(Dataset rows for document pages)
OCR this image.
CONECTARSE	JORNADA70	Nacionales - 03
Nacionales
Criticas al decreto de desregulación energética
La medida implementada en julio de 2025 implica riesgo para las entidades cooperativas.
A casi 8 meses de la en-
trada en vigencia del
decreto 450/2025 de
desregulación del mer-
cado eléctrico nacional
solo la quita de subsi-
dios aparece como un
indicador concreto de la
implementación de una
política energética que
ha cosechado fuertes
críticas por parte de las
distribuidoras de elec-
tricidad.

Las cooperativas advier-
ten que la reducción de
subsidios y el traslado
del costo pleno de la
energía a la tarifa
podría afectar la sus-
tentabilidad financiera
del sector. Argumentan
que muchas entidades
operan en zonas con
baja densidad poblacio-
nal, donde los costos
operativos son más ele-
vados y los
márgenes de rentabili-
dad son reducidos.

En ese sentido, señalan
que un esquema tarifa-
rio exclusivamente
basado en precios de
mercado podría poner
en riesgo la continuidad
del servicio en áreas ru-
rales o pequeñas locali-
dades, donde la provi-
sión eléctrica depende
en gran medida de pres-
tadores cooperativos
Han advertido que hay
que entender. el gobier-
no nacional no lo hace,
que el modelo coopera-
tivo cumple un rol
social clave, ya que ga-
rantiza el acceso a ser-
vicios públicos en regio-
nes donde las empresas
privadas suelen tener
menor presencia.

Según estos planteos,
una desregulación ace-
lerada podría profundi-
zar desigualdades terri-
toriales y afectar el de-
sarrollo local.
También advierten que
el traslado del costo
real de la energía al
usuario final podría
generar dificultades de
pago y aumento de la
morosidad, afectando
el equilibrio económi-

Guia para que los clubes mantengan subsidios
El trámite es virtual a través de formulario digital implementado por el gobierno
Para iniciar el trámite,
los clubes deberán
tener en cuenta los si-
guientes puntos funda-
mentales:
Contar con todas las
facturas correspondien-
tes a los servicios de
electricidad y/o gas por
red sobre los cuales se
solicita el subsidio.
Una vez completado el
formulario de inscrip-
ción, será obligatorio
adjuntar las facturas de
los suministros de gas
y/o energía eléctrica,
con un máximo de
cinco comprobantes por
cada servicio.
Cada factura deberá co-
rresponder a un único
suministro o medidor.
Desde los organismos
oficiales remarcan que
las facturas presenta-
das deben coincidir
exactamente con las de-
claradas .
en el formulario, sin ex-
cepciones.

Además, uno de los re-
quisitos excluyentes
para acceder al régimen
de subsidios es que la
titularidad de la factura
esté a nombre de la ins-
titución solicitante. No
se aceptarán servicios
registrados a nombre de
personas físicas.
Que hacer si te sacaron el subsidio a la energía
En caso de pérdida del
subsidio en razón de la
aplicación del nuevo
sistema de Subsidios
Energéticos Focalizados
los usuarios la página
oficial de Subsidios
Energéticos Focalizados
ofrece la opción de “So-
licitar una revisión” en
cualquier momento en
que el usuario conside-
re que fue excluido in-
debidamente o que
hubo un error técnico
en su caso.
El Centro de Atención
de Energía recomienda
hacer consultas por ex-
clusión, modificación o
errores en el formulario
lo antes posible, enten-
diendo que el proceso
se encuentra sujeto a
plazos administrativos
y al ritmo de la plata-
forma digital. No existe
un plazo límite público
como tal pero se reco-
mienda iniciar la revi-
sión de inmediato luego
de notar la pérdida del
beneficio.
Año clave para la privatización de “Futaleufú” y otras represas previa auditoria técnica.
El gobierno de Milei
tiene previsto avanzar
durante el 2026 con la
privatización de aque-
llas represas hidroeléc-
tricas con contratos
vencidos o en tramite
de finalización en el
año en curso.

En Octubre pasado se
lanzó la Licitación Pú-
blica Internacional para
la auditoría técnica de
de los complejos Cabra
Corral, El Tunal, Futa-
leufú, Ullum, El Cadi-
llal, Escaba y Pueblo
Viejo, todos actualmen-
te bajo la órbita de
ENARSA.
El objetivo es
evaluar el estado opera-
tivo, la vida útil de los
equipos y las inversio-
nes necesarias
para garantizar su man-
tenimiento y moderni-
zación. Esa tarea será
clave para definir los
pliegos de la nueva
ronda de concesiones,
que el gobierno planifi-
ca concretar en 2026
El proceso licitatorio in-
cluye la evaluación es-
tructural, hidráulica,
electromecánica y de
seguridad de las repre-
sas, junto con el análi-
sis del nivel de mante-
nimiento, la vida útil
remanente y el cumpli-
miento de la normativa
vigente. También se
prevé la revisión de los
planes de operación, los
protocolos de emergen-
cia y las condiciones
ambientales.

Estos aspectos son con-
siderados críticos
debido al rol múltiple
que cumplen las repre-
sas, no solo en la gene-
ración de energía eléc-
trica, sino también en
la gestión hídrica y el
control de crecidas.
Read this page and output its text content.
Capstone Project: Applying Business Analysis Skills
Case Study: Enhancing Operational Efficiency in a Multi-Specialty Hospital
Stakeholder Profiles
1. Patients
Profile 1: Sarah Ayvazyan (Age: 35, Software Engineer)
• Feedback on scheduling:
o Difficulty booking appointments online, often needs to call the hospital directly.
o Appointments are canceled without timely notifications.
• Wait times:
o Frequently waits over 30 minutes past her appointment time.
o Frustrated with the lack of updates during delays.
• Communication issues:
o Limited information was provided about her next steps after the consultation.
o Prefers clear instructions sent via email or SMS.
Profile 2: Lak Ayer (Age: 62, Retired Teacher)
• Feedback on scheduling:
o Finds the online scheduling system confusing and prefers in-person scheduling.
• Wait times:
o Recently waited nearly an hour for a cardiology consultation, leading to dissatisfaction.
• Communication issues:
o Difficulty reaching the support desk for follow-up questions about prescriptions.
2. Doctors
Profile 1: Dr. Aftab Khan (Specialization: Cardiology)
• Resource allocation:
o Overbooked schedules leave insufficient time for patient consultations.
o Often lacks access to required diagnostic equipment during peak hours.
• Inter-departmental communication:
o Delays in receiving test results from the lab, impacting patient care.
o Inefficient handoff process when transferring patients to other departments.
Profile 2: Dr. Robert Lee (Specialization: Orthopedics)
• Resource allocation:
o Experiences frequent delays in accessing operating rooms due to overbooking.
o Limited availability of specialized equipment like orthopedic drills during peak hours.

TASK REQUIREMENTS:
Every line above with the string "hours" in it should be copied into the answer.

PROBLEM SOLUTION:
o Often lacks access to required diagnostic equipment during peak hours.
o Limited availability of specialized equipment like orthopedic drills during peak hours.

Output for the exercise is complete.